Figure dataset records:
━━━
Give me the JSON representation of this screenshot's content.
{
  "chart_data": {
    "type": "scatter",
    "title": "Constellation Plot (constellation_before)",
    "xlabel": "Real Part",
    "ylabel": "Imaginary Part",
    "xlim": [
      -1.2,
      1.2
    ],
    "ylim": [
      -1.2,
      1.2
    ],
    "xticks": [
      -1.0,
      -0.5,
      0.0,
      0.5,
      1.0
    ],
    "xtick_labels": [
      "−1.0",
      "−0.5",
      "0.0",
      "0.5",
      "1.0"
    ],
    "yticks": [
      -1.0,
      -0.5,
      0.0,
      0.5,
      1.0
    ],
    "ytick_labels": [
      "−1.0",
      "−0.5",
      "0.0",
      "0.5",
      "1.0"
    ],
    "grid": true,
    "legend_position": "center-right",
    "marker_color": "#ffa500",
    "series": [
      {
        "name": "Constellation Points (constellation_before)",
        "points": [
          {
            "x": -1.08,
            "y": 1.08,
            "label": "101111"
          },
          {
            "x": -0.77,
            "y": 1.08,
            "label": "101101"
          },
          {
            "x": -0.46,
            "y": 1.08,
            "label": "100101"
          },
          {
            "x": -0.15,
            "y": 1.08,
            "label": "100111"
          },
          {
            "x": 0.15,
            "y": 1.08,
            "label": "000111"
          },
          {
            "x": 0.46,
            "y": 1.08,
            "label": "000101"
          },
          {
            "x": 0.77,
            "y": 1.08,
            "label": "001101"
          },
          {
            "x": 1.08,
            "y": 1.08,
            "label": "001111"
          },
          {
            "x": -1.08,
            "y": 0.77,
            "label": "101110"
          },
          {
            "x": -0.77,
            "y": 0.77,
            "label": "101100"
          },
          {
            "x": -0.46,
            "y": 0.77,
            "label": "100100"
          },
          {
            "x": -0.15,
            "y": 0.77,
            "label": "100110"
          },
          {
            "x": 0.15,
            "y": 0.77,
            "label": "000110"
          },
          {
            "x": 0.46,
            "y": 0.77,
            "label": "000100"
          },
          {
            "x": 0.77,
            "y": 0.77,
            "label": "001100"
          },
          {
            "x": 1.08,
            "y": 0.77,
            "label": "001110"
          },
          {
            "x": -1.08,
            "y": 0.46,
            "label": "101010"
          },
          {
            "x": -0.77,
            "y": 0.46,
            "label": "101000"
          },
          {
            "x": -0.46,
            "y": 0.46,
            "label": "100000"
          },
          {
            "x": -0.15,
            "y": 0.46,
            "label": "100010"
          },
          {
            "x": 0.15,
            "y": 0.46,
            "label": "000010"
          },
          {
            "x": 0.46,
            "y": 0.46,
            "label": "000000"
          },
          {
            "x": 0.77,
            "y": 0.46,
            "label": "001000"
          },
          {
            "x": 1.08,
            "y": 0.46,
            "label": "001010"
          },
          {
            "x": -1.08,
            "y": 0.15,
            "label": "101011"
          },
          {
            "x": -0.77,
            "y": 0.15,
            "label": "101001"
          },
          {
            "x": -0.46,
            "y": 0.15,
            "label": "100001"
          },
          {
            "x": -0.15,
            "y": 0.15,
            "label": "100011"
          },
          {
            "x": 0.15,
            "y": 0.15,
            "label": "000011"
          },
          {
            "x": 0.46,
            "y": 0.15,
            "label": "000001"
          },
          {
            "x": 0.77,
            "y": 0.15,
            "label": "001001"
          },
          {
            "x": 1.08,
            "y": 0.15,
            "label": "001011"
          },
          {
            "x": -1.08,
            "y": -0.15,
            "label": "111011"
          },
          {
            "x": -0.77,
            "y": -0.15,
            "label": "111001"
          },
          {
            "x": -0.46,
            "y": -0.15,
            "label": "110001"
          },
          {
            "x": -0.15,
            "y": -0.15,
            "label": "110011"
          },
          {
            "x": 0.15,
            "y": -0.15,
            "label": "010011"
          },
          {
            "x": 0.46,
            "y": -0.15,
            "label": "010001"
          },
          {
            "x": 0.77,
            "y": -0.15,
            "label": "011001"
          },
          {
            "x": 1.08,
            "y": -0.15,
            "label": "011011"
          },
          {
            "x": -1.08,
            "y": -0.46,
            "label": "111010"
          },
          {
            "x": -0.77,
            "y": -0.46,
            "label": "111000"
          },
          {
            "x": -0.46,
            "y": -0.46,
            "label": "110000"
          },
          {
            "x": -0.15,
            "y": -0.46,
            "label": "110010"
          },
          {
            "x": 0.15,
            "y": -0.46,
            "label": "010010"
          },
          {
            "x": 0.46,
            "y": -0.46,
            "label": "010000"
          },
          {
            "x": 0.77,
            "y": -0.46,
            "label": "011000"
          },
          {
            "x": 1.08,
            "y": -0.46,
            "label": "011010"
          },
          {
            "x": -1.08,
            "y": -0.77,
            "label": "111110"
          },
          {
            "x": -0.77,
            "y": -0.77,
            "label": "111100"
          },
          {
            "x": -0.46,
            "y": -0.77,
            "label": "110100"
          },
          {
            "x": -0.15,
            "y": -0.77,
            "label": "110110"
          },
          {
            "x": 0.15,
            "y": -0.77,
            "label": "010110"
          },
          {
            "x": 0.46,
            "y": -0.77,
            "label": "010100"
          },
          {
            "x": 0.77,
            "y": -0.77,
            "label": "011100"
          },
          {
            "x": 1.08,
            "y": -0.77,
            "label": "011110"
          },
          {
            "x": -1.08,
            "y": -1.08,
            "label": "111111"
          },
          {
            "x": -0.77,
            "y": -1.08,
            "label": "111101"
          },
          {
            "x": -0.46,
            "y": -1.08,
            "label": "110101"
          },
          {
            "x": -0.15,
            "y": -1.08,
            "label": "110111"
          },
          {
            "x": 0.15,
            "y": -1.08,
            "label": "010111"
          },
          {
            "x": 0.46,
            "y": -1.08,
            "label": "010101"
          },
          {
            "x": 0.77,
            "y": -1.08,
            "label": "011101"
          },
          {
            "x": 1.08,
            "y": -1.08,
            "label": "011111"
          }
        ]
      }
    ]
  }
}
━━━
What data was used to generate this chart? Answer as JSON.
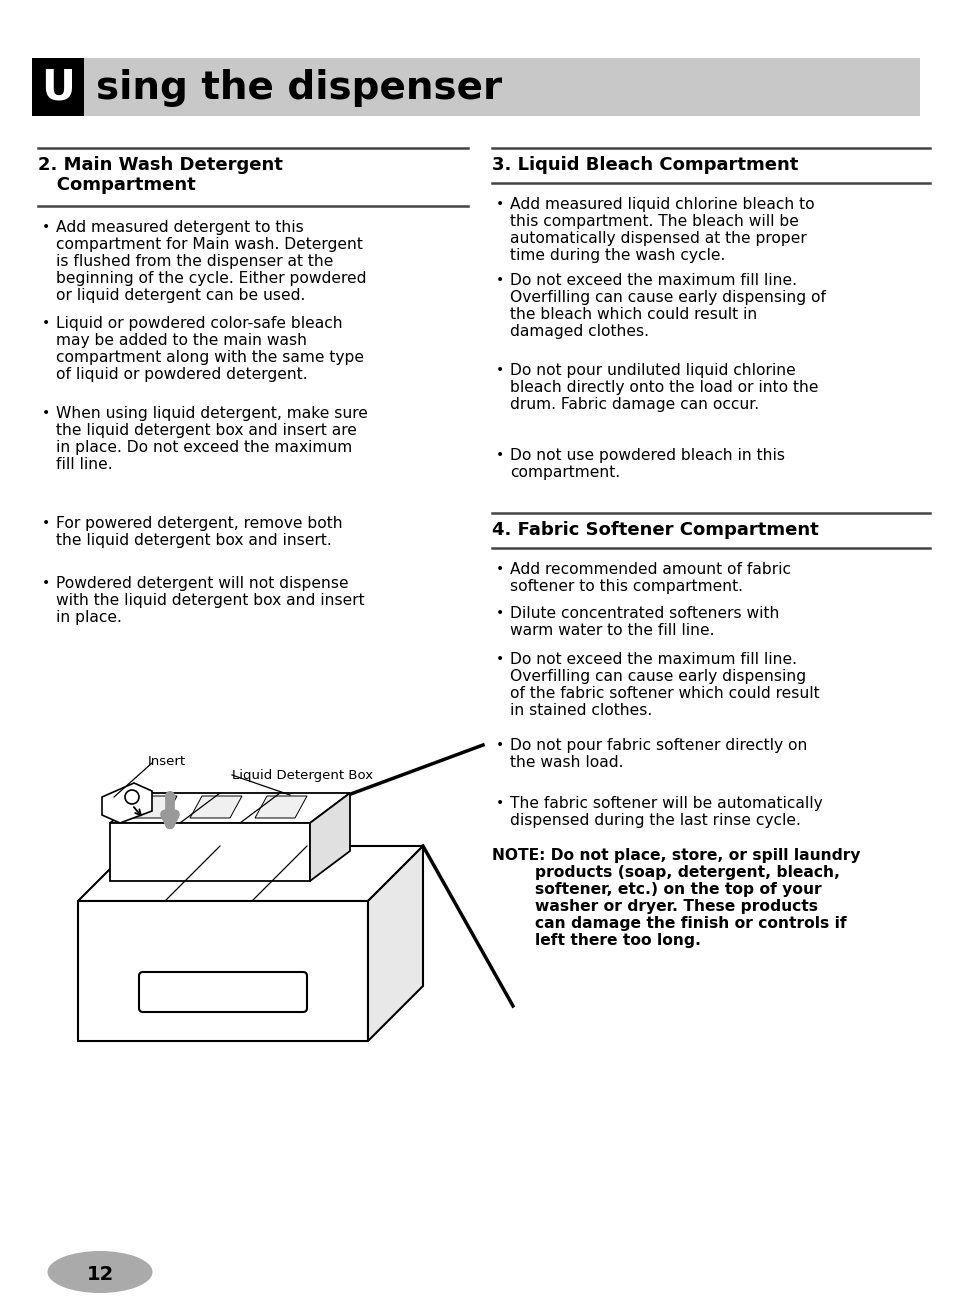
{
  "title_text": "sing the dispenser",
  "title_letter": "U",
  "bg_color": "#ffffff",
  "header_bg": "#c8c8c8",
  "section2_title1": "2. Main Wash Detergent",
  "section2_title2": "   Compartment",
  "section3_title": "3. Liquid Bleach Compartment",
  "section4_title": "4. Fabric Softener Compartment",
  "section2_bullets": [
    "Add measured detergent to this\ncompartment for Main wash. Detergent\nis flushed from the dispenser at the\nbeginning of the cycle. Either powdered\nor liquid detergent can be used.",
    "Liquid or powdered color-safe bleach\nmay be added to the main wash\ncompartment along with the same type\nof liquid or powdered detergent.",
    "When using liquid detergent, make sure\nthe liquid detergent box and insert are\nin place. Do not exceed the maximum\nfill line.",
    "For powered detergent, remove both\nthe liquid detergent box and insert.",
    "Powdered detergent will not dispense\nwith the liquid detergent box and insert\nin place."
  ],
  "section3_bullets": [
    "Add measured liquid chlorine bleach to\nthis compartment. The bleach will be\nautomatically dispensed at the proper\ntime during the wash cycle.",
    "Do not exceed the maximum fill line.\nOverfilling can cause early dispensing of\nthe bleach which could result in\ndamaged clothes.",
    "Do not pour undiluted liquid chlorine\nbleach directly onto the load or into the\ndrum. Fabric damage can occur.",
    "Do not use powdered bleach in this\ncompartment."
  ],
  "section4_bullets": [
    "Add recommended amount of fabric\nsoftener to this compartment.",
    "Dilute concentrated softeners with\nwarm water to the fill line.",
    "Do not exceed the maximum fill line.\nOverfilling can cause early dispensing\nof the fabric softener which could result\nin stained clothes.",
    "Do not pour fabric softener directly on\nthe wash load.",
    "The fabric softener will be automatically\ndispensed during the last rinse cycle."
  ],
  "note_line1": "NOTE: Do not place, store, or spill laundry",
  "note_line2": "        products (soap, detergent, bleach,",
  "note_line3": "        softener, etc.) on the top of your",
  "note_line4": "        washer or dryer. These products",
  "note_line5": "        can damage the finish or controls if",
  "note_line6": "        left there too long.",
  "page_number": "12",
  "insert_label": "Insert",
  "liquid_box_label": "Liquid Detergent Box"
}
━━━
WRITTEN EXERCISE -> Select the lines in this material that hold the word "products", leaving none out.

SOLVED EXERCISE ->
  "note_line2": "        products (soap, detergent, bleach,",
  "note_line4": "        washer or dryer. These products",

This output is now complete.